Copy out all lines of the records in which the word "VIAR" appears.

Material shown:
———

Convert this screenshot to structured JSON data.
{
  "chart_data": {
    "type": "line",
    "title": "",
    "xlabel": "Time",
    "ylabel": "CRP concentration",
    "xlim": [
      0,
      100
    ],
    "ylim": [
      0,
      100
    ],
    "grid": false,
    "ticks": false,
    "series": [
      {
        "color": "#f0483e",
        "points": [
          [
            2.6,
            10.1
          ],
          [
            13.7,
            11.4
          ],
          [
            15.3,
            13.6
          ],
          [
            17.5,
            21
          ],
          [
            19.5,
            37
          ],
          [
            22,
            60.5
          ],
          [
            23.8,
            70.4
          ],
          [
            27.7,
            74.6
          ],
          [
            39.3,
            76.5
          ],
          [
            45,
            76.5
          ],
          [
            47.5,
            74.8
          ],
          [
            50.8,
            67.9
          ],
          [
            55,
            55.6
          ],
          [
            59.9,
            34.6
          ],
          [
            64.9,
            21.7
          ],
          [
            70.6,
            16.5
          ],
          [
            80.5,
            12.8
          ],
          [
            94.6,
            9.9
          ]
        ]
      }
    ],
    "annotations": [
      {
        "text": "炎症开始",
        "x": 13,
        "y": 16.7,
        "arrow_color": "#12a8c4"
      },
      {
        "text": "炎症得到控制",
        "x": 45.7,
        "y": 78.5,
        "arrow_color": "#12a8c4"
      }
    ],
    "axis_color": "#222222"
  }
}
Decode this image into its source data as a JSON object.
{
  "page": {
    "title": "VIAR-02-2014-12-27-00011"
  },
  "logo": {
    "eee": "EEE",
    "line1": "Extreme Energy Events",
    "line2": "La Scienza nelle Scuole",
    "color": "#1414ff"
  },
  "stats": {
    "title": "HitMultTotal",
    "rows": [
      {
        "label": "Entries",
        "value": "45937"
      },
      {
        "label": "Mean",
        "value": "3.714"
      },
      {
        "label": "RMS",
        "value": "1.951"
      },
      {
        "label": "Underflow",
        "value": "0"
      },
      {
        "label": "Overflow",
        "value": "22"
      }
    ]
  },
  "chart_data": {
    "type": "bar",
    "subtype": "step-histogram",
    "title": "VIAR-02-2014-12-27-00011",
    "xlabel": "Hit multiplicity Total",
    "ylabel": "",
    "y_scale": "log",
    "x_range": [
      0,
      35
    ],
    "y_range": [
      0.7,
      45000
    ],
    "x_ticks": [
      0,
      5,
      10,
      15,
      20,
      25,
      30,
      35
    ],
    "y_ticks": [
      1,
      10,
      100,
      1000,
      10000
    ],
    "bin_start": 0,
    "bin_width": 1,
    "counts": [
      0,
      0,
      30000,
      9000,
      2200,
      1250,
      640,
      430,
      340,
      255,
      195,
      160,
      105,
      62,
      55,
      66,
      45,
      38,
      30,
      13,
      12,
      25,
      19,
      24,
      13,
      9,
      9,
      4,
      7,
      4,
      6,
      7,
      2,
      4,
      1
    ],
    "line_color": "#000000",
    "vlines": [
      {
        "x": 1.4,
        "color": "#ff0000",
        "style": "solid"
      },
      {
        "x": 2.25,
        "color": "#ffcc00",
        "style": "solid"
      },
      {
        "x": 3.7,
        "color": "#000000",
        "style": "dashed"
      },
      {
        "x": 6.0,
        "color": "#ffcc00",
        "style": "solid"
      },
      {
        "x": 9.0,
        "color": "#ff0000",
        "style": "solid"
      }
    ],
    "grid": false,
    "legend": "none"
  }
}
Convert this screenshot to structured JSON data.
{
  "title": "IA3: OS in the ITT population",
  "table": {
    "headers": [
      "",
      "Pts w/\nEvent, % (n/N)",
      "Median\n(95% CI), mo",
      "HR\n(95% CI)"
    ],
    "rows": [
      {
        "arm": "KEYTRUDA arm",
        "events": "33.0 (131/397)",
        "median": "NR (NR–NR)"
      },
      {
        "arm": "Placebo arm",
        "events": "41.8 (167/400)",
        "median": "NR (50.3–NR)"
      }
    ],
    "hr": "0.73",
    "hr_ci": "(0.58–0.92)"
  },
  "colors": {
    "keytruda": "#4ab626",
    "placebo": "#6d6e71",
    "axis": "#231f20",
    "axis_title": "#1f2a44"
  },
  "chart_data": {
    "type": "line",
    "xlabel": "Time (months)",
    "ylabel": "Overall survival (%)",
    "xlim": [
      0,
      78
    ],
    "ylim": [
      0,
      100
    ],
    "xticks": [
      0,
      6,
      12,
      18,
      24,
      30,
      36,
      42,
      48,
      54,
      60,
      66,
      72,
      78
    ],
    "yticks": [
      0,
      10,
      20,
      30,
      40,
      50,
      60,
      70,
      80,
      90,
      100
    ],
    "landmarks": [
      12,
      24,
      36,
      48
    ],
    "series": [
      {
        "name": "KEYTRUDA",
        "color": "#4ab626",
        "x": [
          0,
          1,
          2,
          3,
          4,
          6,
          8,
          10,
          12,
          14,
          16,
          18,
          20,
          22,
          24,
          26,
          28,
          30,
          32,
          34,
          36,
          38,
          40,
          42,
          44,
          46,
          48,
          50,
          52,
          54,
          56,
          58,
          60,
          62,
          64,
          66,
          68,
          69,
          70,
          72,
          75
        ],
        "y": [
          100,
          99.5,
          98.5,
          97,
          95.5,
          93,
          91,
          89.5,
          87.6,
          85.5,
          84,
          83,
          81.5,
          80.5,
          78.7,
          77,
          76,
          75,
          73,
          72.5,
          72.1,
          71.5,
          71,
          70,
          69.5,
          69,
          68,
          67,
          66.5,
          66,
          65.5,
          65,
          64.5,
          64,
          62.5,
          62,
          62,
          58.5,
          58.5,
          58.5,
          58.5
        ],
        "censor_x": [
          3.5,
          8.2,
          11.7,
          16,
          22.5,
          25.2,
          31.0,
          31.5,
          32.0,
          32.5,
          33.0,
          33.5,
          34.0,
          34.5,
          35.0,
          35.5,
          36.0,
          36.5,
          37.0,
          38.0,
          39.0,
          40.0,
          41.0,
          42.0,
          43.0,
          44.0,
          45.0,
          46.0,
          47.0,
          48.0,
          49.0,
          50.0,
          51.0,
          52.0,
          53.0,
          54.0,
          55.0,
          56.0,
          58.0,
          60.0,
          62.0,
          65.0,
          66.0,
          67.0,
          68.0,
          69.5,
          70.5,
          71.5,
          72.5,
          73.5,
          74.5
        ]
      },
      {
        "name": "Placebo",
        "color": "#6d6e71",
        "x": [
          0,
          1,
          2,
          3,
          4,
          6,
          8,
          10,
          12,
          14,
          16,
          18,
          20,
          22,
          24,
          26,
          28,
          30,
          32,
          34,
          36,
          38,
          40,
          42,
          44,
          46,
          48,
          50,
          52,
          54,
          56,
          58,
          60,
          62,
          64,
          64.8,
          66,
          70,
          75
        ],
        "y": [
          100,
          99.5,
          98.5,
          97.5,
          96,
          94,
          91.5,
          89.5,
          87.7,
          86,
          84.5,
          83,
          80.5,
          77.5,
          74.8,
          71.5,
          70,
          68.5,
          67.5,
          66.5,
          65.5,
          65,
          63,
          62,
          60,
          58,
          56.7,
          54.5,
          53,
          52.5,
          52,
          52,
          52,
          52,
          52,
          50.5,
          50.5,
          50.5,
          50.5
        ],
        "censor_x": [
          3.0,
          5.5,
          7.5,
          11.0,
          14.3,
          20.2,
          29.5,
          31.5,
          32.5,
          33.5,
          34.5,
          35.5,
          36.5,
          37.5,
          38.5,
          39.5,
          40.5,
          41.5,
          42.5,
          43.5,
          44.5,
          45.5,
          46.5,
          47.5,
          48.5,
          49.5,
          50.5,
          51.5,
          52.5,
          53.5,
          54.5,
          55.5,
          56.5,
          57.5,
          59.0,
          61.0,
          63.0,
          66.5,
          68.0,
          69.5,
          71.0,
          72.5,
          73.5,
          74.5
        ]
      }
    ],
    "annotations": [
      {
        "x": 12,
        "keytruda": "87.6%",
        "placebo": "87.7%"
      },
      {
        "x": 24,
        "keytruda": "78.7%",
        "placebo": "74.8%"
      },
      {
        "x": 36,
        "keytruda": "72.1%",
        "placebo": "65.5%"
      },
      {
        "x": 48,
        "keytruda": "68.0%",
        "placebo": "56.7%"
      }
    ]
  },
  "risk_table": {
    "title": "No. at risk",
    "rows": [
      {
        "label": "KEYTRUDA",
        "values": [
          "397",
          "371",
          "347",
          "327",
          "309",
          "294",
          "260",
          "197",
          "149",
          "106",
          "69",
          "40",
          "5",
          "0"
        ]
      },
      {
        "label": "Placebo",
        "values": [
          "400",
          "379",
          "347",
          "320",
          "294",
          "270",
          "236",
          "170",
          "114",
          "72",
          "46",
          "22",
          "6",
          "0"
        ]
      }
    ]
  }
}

———

The solution:
    "title": "VIAR-02-2014-12-27-00011"
    "title": "VIAR-02-2014-12-27-00011",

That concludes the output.